WORK TO COMPLETE ▸ Find the lines below that contain the word "JSON" and count them. Only the number should be given.

ENTRIES SUPPLIED ▸

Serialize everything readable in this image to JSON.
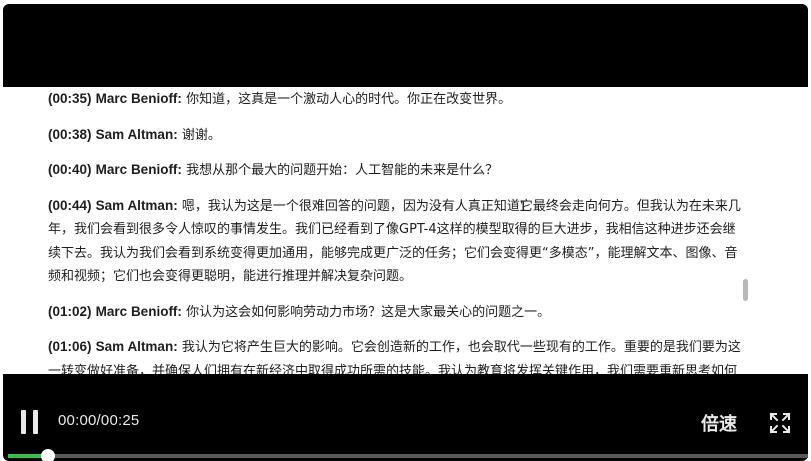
{
  "transcript": {
    "entries": [
      {
        "time": "(00:35)",
        "speaker": "Marc Benioff:",
        "text": "你知道，这真是一个激动人心的时代。你正在改变世界。"
      },
      {
        "time": "(00:38)",
        "speaker": "Sam Altman:",
        "text": "谢谢。"
      },
      {
        "time": "(00:40)",
        "speaker": "Marc Benioff:",
        "text": "我想从那个最大的问题开始：人工智能的未来是什么？"
      },
      {
        "time": "(00:44)",
        "speaker": "Sam Altman:",
        "text": "嗯，我认为这是一个很难回答的问题，因为没有人真正知道它最终会走向何方。但我认为在未来几年，我们会看到很多令人惊叹的事情发生。我们已经看到了像GPT-4这样的模型取得的巨大进步，我相信这种进步还会继续下去。我认为我们会看到系统变得更加通用，能够完成更广泛的任务；它们会变得更“多模态”，能理解文本、图像、音频和视频；它们也会变得更聪明，能进行推理并解决复杂问题。"
      },
      {
        "time": "(01:02)",
        "speaker": "Marc Benioff:",
        "text": "你认为这会如何影响劳动力市场？这是大家最关心的问题之一。"
      },
      {
        "time": "(01:06)",
        "speaker": "Sam Altman:",
        "text": "我认为它将产生巨大的影响。它会创造新的工作，也会取代一些现有的工作。重要的是我们要为这一转变做好准备，并确保人们拥有在新经济中取得成功所需的技能。我认为教育将发挥关键作用，我们需要重新思考如何教"
      }
    ]
  },
  "player": {
    "time_display": "00:00/00:25",
    "speed_label": "倍速",
    "progress_fraction": 0.05,
    "accent_color": "#36c24a",
    "icons": [
      "pause-icon",
      "fullscreen-icon"
    ]
  }
}
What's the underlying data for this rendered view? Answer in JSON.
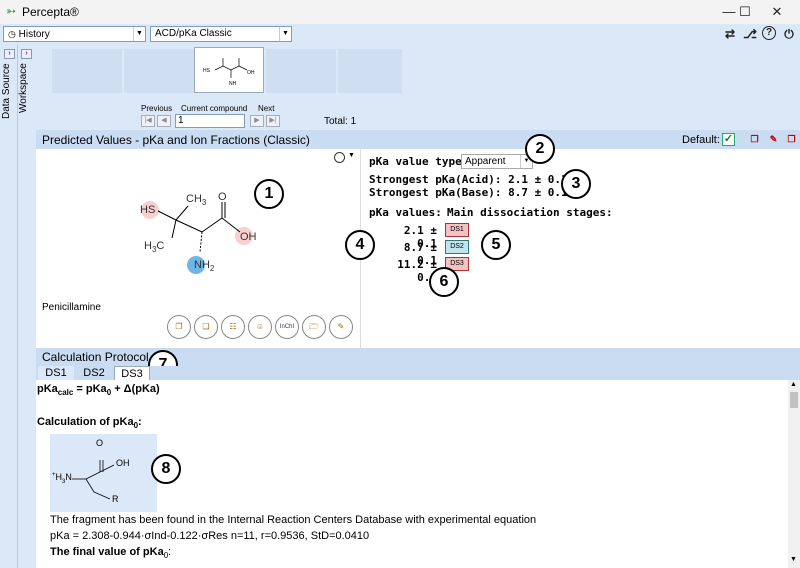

THE RESPONSE ▸ 2